> _What to do_: For the material that follows, list every line containing the word "WAIST".

— Start Records supplied —

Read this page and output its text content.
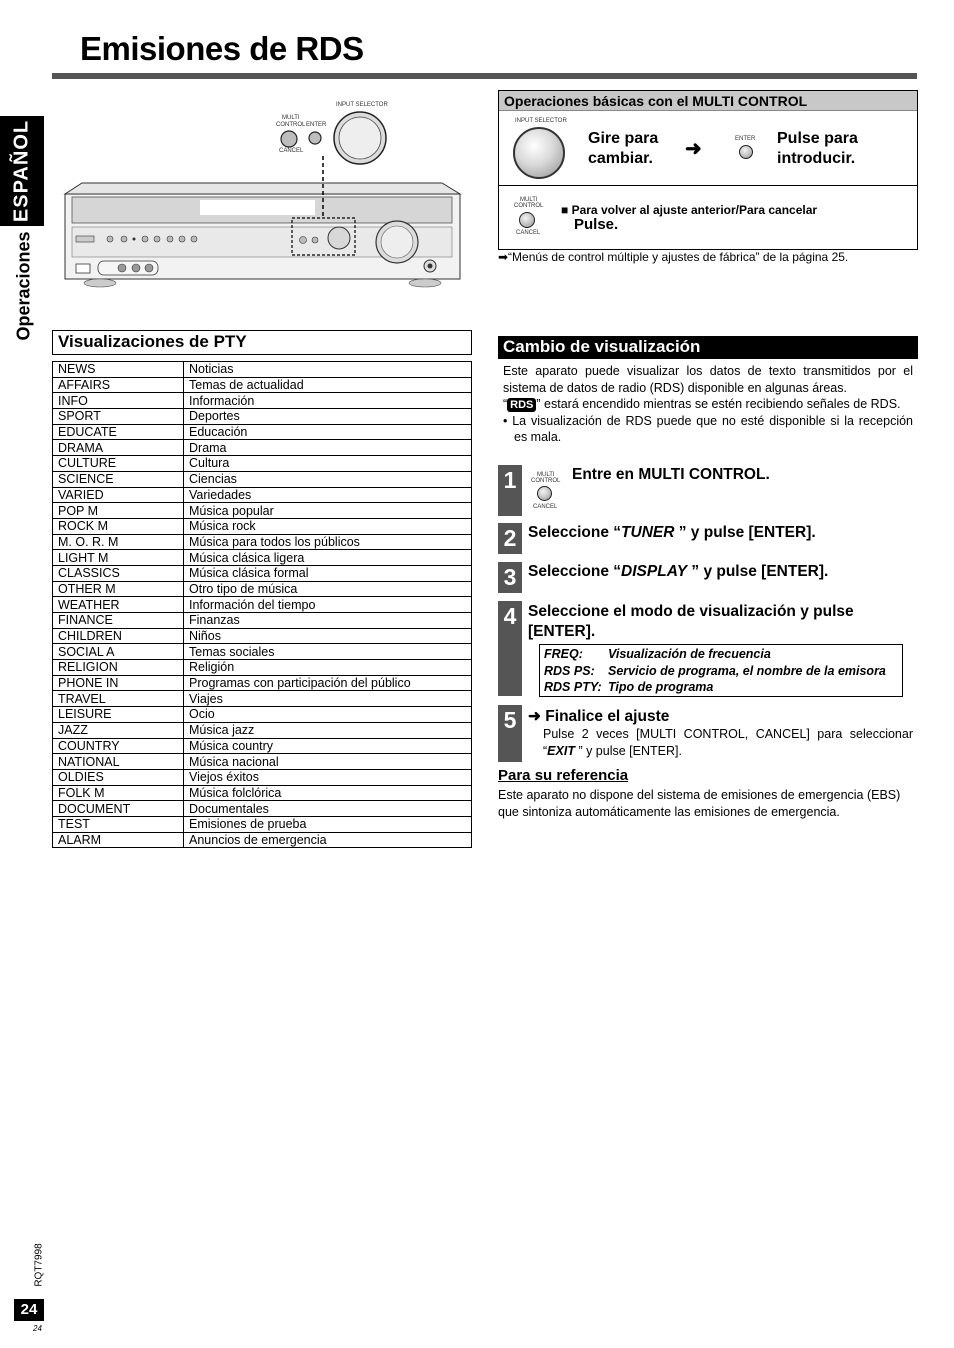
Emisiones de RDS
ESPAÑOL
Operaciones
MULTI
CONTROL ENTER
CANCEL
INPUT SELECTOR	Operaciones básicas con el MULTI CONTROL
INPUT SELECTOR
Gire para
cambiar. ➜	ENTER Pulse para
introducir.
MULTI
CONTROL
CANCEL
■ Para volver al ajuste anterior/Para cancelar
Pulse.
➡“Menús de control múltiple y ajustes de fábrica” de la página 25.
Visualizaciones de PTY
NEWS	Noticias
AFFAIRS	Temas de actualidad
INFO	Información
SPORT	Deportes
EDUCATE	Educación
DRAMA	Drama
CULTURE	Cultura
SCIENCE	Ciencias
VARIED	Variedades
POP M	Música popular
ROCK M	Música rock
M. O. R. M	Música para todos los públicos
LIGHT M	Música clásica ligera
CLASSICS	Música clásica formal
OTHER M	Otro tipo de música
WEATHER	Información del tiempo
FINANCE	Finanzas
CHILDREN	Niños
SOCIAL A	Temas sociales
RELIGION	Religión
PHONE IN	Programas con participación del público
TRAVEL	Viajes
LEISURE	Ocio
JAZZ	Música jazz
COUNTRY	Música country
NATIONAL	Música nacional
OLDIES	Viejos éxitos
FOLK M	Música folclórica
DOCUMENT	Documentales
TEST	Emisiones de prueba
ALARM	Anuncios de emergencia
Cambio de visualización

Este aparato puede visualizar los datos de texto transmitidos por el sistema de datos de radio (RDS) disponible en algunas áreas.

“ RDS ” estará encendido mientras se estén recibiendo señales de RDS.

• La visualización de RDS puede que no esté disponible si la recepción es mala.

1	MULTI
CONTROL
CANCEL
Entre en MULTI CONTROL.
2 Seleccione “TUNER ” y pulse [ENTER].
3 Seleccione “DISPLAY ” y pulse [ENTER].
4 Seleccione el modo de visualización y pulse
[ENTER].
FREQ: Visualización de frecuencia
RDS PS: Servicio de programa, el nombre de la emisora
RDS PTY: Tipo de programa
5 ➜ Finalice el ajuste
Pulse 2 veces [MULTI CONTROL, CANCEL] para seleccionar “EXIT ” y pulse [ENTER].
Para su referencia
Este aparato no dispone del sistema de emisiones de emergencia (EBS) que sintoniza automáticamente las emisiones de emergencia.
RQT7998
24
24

— End Records supplied —
— Start Records supplied —

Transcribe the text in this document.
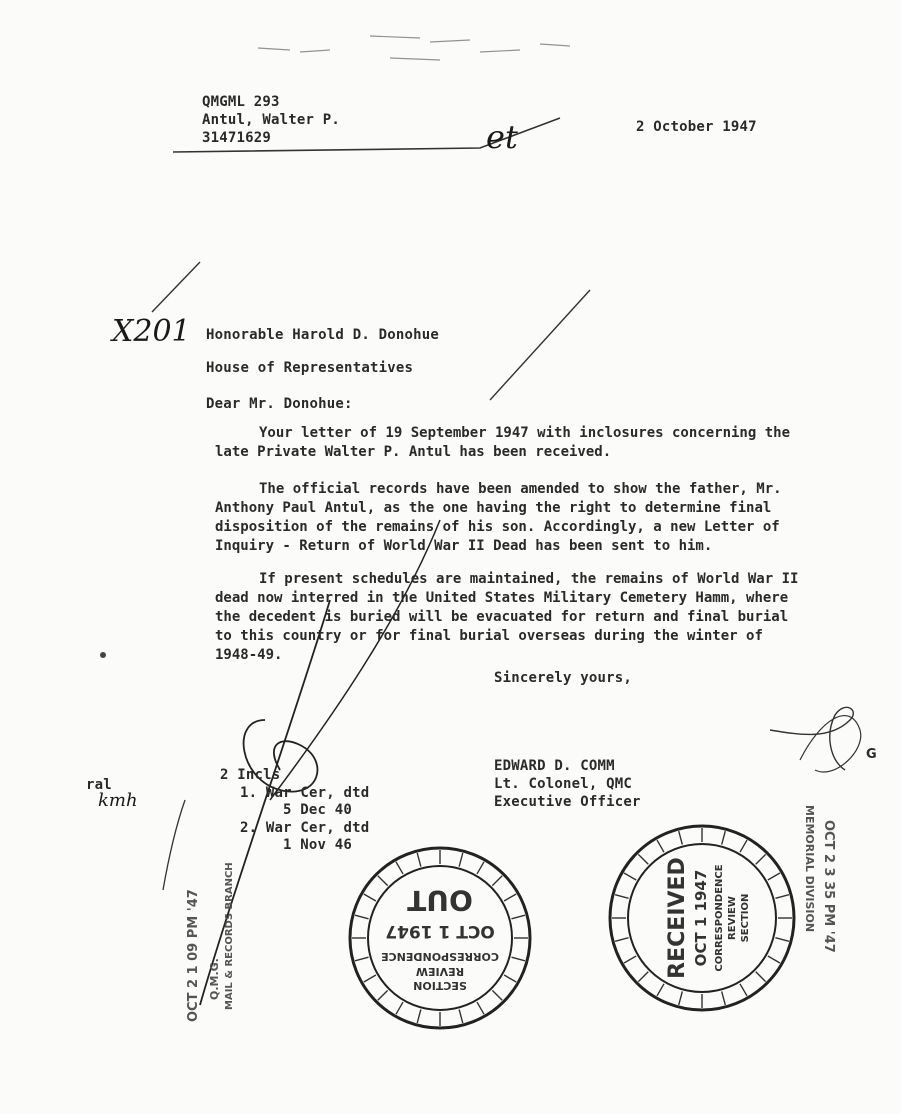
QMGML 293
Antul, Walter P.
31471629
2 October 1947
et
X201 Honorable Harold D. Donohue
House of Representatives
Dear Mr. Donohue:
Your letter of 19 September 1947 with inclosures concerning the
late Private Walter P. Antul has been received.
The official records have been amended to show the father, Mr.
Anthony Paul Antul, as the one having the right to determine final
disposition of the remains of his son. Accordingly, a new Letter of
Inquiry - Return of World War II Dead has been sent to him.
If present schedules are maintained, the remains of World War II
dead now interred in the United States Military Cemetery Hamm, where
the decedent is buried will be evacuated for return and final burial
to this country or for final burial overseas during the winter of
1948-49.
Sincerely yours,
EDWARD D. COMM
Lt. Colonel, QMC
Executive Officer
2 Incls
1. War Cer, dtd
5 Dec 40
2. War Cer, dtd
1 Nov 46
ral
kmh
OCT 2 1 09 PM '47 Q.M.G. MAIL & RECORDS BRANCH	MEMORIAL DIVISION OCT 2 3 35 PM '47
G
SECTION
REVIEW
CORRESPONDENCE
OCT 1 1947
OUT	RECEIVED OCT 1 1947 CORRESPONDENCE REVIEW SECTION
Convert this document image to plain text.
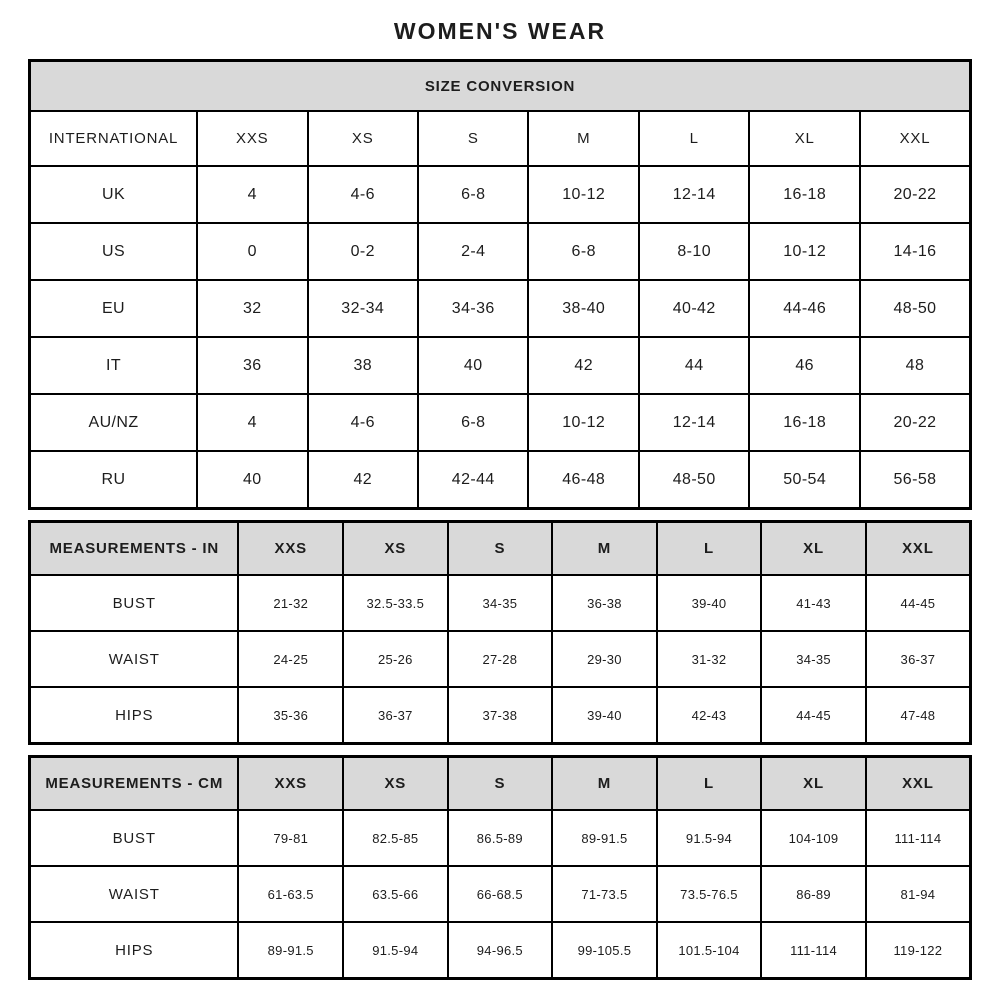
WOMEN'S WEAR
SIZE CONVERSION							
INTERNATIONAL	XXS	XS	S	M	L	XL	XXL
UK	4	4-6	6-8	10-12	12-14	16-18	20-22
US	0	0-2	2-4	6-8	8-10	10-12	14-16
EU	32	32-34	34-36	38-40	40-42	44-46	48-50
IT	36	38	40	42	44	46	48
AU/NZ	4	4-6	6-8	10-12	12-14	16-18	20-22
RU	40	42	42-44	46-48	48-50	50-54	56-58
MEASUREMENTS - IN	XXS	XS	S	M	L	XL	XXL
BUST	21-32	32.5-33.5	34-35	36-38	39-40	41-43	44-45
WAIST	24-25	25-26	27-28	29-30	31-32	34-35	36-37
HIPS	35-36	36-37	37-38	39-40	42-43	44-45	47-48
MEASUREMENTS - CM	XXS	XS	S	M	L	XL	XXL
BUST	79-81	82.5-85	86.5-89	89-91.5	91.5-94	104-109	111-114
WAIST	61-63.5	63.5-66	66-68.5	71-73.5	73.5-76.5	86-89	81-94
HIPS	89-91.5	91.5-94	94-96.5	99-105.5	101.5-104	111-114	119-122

— End Records supplied —
— Start Records supplied —

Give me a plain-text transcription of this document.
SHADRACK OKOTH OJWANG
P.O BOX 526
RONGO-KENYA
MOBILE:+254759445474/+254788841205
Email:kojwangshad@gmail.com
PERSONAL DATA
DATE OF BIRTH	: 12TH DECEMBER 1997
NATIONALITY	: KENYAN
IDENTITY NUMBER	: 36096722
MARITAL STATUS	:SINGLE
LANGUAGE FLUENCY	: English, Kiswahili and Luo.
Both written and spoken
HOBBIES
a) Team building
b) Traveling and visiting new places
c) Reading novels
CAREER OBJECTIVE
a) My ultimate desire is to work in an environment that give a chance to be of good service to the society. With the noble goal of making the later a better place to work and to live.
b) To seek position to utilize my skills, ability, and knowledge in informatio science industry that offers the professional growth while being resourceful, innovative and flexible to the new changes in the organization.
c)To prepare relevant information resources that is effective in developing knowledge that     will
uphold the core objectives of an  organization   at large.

— End Records supplied —

> _Solution to this task_:
WAIST	24-25	25-26	27-28	29-30	31-32	34-35	36-37
WAIST	61-63.5	63.5-66	66-68.5	71-73.5	73.5-76.5	86-89	81-94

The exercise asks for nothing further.